Data records:
□ □ □

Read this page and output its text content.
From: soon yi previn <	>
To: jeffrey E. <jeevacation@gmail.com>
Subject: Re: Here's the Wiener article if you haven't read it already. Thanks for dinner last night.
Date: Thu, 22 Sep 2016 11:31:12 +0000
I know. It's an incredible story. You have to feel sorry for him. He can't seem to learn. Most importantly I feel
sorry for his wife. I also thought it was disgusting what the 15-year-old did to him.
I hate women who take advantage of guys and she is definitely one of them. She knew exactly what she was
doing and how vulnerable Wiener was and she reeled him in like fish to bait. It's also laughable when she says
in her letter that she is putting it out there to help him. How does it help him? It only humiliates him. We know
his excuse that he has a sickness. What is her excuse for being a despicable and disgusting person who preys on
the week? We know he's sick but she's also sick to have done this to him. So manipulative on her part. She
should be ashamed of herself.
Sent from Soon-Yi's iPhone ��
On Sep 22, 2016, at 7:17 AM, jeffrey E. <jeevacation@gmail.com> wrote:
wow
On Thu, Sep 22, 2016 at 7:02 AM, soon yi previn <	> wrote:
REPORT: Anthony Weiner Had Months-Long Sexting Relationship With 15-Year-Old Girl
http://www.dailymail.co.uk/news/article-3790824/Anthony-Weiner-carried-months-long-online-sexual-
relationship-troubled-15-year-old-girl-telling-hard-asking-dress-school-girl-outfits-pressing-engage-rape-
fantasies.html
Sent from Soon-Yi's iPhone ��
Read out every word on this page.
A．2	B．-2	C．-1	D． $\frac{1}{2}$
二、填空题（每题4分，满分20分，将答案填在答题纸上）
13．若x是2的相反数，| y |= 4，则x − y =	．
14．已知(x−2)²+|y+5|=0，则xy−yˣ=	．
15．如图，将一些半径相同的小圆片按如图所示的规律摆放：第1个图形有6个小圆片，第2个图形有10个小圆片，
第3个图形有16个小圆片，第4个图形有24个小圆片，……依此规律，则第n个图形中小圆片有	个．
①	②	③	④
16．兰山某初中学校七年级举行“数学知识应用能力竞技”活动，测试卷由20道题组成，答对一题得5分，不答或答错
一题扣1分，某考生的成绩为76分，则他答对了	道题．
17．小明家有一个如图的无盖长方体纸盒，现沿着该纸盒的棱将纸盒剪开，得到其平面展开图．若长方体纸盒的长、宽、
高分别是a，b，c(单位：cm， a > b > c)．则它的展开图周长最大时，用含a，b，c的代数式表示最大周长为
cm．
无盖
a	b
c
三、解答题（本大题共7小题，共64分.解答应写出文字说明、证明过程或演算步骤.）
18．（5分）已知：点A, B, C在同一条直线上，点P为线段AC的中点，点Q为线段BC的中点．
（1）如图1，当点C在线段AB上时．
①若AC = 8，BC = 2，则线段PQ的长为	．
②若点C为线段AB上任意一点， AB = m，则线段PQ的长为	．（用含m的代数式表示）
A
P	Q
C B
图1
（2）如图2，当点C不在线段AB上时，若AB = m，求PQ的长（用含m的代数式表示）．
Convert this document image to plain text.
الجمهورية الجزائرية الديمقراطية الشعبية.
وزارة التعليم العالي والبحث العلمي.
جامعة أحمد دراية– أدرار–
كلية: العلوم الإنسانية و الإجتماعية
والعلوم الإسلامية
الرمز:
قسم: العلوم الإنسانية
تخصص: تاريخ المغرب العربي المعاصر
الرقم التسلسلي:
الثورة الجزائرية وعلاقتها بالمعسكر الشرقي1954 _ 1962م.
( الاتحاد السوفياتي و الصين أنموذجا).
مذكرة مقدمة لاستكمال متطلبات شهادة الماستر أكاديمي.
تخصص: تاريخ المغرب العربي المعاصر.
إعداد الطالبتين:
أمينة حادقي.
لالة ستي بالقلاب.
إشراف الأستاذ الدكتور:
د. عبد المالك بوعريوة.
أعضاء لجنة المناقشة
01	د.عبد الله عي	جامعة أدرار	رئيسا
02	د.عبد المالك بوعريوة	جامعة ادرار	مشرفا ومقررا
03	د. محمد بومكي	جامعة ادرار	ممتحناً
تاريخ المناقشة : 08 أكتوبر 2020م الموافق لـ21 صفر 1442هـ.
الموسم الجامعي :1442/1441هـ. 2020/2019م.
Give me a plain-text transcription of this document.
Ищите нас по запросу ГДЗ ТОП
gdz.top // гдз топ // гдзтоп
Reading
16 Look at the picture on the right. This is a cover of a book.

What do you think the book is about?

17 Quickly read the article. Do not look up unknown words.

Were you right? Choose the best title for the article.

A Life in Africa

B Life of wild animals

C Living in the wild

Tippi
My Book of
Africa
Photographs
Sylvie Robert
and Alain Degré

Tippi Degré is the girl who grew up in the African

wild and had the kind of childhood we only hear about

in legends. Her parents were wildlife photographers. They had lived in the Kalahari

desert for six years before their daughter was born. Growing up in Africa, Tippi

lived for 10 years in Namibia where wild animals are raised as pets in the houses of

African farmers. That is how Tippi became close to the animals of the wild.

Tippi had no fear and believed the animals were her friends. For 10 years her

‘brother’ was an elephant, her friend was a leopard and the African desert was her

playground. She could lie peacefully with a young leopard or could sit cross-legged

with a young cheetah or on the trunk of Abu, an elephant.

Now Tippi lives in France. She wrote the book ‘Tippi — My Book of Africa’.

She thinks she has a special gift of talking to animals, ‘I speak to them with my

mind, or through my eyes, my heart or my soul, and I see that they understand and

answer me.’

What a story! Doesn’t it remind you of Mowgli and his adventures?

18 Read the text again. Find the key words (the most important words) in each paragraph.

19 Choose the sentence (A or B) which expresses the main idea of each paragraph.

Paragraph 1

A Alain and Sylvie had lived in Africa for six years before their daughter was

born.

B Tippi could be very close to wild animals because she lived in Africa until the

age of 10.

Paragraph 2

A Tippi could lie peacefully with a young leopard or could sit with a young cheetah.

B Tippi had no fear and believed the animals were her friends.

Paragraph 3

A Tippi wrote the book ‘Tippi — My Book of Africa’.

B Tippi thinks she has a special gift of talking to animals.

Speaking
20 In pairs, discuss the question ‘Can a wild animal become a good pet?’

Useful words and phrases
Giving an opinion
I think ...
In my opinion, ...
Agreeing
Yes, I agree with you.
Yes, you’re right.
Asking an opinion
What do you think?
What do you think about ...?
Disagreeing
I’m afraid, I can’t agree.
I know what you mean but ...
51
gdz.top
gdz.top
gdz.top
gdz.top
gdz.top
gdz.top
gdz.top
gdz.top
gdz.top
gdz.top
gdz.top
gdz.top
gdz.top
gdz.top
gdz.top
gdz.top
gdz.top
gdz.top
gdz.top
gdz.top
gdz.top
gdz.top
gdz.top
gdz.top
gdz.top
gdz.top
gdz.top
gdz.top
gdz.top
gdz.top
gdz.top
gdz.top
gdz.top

□ □ □

▸ To do:
Where a line in the material above holds "words", copy that line.

▸ Solution to this task:
17 Quickly read the article. Do not look up unknown words.
18 Read the text again. Find the key words (the most important words) in each paragraph.
Useful words and phrases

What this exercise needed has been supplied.